_BRIEF_
Copy these lines verbatim, covering every record.

----------

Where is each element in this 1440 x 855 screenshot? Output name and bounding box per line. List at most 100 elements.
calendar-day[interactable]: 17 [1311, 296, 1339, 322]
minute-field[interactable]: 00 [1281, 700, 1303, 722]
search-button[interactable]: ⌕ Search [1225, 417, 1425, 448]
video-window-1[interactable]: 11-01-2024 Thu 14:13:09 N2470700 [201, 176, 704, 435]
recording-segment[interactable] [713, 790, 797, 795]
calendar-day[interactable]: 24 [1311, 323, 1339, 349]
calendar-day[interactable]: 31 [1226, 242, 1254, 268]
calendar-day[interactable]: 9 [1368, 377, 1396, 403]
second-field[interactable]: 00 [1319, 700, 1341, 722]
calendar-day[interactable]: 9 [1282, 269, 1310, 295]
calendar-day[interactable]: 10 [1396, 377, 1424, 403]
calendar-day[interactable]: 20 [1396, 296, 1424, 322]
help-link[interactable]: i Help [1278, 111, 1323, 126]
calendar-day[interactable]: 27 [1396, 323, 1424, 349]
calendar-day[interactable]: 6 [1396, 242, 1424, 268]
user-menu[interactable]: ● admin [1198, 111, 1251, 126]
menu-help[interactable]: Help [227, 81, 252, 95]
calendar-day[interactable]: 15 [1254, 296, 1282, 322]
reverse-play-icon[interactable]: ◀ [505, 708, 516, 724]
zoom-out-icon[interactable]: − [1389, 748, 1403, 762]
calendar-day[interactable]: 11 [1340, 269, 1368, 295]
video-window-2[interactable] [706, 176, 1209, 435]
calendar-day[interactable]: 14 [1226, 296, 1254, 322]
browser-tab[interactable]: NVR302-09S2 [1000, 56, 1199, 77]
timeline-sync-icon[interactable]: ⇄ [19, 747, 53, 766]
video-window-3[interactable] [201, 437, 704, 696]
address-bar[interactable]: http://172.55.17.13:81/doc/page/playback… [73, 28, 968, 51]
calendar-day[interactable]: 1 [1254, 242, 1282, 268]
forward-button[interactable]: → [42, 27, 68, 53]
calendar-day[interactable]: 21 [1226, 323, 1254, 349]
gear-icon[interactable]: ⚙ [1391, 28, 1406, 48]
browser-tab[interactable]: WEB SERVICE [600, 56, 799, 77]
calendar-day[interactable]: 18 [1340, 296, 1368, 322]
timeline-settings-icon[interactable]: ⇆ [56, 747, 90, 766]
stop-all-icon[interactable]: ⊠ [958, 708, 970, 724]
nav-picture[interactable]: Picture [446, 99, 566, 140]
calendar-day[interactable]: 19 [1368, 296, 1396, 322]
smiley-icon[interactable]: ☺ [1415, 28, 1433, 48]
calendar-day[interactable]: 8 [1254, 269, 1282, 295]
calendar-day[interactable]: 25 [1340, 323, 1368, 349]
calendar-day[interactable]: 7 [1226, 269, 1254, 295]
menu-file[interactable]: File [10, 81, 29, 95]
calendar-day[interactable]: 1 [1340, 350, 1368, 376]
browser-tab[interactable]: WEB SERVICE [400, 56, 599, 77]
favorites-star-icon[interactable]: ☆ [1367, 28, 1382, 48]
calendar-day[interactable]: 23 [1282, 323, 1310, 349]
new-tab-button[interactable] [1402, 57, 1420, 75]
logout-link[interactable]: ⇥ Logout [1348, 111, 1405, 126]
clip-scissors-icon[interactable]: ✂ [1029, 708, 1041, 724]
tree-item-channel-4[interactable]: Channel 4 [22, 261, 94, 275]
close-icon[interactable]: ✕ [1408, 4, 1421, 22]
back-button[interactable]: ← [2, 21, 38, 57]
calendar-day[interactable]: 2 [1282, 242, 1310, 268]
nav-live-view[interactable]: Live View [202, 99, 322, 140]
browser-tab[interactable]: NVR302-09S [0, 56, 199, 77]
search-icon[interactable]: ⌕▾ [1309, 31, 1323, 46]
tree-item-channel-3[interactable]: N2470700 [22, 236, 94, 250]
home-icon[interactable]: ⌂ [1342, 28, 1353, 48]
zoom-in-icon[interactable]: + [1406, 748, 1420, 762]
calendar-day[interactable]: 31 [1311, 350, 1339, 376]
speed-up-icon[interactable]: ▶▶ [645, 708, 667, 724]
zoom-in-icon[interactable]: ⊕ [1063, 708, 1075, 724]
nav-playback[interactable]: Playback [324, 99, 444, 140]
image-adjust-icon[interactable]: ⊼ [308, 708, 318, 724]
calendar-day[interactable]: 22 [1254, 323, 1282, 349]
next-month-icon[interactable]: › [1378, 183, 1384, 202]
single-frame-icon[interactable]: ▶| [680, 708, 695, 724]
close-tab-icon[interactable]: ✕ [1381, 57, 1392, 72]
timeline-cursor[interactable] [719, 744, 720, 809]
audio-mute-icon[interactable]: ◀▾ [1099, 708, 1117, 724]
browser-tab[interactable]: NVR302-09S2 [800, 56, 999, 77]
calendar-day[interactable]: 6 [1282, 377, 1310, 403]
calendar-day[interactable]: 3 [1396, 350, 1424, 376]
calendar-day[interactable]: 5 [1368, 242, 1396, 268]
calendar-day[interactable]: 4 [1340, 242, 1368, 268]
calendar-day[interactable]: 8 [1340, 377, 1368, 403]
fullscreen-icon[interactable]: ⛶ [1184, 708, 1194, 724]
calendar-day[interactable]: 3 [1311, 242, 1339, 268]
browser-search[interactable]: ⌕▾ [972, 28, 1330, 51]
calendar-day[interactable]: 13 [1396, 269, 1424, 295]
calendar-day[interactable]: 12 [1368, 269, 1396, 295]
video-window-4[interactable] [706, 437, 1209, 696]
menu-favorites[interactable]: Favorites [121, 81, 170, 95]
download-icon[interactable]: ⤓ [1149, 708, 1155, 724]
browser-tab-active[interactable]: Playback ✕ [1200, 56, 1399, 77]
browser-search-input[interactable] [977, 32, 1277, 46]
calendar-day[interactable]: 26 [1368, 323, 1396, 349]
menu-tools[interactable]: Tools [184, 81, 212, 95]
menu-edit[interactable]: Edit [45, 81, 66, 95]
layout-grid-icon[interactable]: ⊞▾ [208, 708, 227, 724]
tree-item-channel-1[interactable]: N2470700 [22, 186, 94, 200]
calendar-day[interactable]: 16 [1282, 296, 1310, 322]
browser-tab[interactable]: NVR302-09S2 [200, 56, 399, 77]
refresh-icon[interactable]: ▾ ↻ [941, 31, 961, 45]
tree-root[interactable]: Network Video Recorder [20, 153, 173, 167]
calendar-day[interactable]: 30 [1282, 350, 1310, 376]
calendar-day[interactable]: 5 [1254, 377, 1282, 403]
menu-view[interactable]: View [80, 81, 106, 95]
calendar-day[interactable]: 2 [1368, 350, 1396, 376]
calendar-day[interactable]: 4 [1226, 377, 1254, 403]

----------

_TASK SOLUTION_
Where is each element in this 1440 x 855 screenshot? Output name and bounding box per line. List at most 100 elements.
calendar-day[interactable]: 17 [1311, 296, 1339, 322]
minute-field[interactable]: 00 [1281, 700, 1303, 722]
search-button[interactable]: ⌕ Search [1225, 417, 1425, 448]
video-window-1[interactable]: 11-01-2024 Thu 14:13:09 N2470700 [201, 176, 704, 435]
recording-segment[interactable] [713, 790, 797, 795]
calendar-day[interactable]: 24 [1311, 323, 1339, 349]
calendar-day[interactable]: 31 [1226, 242, 1254, 268]
calendar-day[interactable]: 9 [1368, 377, 1396, 403]
second-field[interactable]: 00 [1319, 700, 1341, 722]
calendar-day[interactable]: 9 [1282, 269, 1310, 295]
calendar-day[interactable]: 10 [1396, 377, 1424, 403]
calendar-day[interactable]: 20 [1396, 296, 1424, 322]
help-link[interactable]: i Help [1278, 111, 1323, 126]
calendar-day[interactable]: 27 [1396, 323, 1424, 349]
calendar-day[interactable]: 6 [1396, 242, 1424, 268]
user-menu[interactable]: ● admin [1198, 111, 1251, 126]
menu-help[interactable]: Help [227, 81, 252, 95]
calendar-day[interactable]: 15 [1254, 296, 1282, 322]
reverse-play-icon[interactable]: ◀ [505, 708, 516, 724]
zoom-out-icon[interactable]: − [1389, 748, 1403, 762]
calendar-day[interactable]: 11 [1340, 269, 1368, 295]
video-window-2[interactable] [706, 176, 1209, 435]
calendar-day[interactable]: 14 [1226, 296, 1254, 322]
browser-tab[interactable]: NVR302-09S2 [1000, 56, 1199, 77]
timeline-sync-icon[interactable]: ⇄ [19, 747, 53, 766]
video-window-3[interactable] [201, 437, 704, 696]
address-bar[interactable]: http://172.55.17.13:81/doc/page/playback… [73, 28, 968, 51]
calendar-day[interactable]: 1 [1254, 242, 1282, 268]
forward-button[interactable]: → [42, 27, 68, 53]
calendar-day[interactable]: 21 [1226, 323, 1254, 349]
gear-icon[interactable]: ⚙ [1391, 28, 1406, 48]
browser-tab[interactable]: WEB SERVICE [600, 56, 799, 77]
calendar-day[interactable]: 18 [1340, 296, 1368, 322]
timeline-settings-icon[interactable]: ⇆ [56, 747, 90, 766]
stop-all-icon[interactable]: ⊠ [958, 708, 970, 724]
nav-picture[interactable]: Picture [446, 99, 566, 140]
calendar-day[interactable]: 19 [1368, 296, 1396, 322]
smiley-icon[interactable]: ☺ [1415, 28, 1433, 48]
calendar-day[interactable]: 8 [1254, 269, 1282, 295]
calendar-day[interactable]: 25 [1340, 323, 1368, 349]
calendar-day[interactable]: 7 [1226, 269, 1254, 295]
menu-file[interactable]: File [10, 81, 29, 95]
calendar-day[interactable]: 1 [1340, 350, 1368, 376]
browser-tab[interactable]: WEB SERVICE [400, 56, 599, 77]
favorites-star-icon[interactable]: ☆ [1367, 28, 1382, 48]
calendar-day[interactable]: 23 [1282, 323, 1310, 349]
new-tab-button[interactable] [1402, 57, 1420, 75]
logout-link[interactable]: ⇥ Logout [1348, 111, 1405, 126]
clip-scissors-icon[interactable]: ✂ [1029, 708, 1041, 724]
tree-item-channel-4[interactable]: Channel 4 [22, 261, 94, 275]
close-icon[interactable]: ✕ [1408, 4, 1421, 22]
back-button[interactable]: ← [2, 21, 38, 57]
calendar-day[interactable]: 2 [1282, 242, 1310, 268]
nav-live-view[interactable]: Live View [202, 99, 322, 140]
browser-tab[interactable]: NVR302-09S [0, 56, 199, 77]
search-icon[interactable]: ⌕▾ [1309, 31, 1323, 46]
tree-item-channel-3[interactable]: N2470700 [22, 236, 94, 250]
home-icon[interactable]: ⌂ [1342, 28, 1353, 48]
zoom-in-icon[interactable]: + [1406, 748, 1420, 762]
calendar-day[interactable]: 31 [1311, 350, 1339, 376]
speed-up-icon[interactable]: ▶▶ [645, 708, 667, 724]
zoom-in-icon[interactable]: ⊕ [1063, 708, 1075, 724]
nav-playback[interactable]: Playback [324, 99, 444, 140]
image-adjust-icon[interactable]: ⊼ [308, 708, 318, 724]
calendar-day[interactable]: 22 [1254, 323, 1282, 349]
next-month-icon[interactable]: › [1378, 183, 1384, 202]
single-frame-icon[interactable]: ▶| [680, 708, 695, 724]
close-tab-icon[interactable]: ✕ [1381, 57, 1392, 72]
timeline-cursor[interactable] [719, 744, 720, 809]
audio-mute-icon[interactable]: ◀▾ [1099, 708, 1117, 724]
browser-tab[interactable]: NVR302-09S2 [800, 56, 999, 77]
calendar-day[interactable]: 6 [1282, 377, 1310, 403]
calendar-day[interactable]: 3 [1396, 350, 1424, 376]
calendar-day[interactable]: 5 [1368, 242, 1396, 268]
calendar-day[interactable]: 4 [1340, 242, 1368, 268]
calendar-day[interactable]: 8 [1340, 377, 1368, 403]
fullscreen-icon[interactable]: ⛶ [1184, 708, 1194, 724]
calendar-day[interactable]: 3 [1311, 242, 1339, 268]
browser-search[interactable]: ⌕▾ [972, 28, 1330, 51]
calendar-day[interactable]: 13 [1396, 269, 1424, 295]
calendar-day[interactable]: 12 [1368, 269, 1396, 295]
video-window-4[interactable] [706, 437, 1209, 696]
menu-favorites[interactable]: Favorites [121, 81, 170, 95]
download-icon[interactable]: ⤓ [1149, 708, 1155, 724]
browser-tab-active[interactable]: Playback ✕ [1200, 56, 1399, 77]
browser-search-input[interactable] [977, 32, 1277, 46]
calendar-day[interactable]: 26 [1368, 323, 1396, 349]
menu-tools[interactable]: Tools [184, 81, 212, 95]
menu-edit[interactable]: Edit [45, 81, 66, 95]
layout-grid-icon[interactable]: ⊞▾ [208, 708, 227, 724]
tree-item-channel-1[interactable]: N2470700 [22, 186, 94, 200]
calendar-day[interactable]: 16 [1282, 296, 1310, 322]
browser-tab[interactable]: NVR302-09S2 [200, 56, 399, 77]
refresh-icon[interactable]: ▾ ↻ [941, 31, 961, 45]
tree-root[interactable]: Network Video Recorder [20, 153, 173, 167]
calendar-day[interactable]: 30 [1282, 350, 1310, 376]
calendar-day[interactable]: 5 [1254, 377, 1282, 403]
menu-view[interactable]: View [80, 81, 106, 95]
calendar-day[interactable]: 2 [1368, 350, 1396, 376]
calendar-day[interactable]: 4 [1226, 377, 1254, 403]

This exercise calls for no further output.